-- EXTRACTED MATERIAL start --

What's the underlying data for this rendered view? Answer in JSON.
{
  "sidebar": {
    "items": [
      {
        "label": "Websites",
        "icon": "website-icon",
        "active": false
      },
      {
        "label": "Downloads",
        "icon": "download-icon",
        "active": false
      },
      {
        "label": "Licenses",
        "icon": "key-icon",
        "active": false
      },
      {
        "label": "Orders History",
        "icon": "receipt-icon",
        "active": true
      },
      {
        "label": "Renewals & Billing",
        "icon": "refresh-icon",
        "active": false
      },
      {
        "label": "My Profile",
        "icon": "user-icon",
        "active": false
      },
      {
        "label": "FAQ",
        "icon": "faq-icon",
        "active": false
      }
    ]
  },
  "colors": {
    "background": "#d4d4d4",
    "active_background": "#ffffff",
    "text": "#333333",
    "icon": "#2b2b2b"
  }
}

-- EXTRACTED MATERIAL end --

Reproduce the full set of records precisely.

What's the underlying data for this rendered view? Answer in JSON.
{
  "sidebar": {
    "items": [
      {
        "label": "Websites",
        "icon": "website-icon",
        "active": false
      },
      {
        "label": "Downloads",
        "icon": "download-icon",
        "active": false
      },
      {
        "label": "Licenses",
        "icon": "key-icon",
        "active": false
      },
      {
        "label": "Orders History",
        "icon": "receipt-icon",
        "active": true
      },
      {
        "label": "Renewals & Billing",
        "icon": "refresh-icon",
        "active": false
      },
      {
        "label": "My Profile",
        "icon": "user-icon",
        "active": false
      },
      {
        "label": "FAQ",
        "icon": "faq-icon",
        "active": false
      }
    ]
  },
  "colors": {
    "background": "#d4d4d4",
    "active_background": "#ffffff",
    "text": "#333333",
    "icon": "#2b2b2b"
  }
}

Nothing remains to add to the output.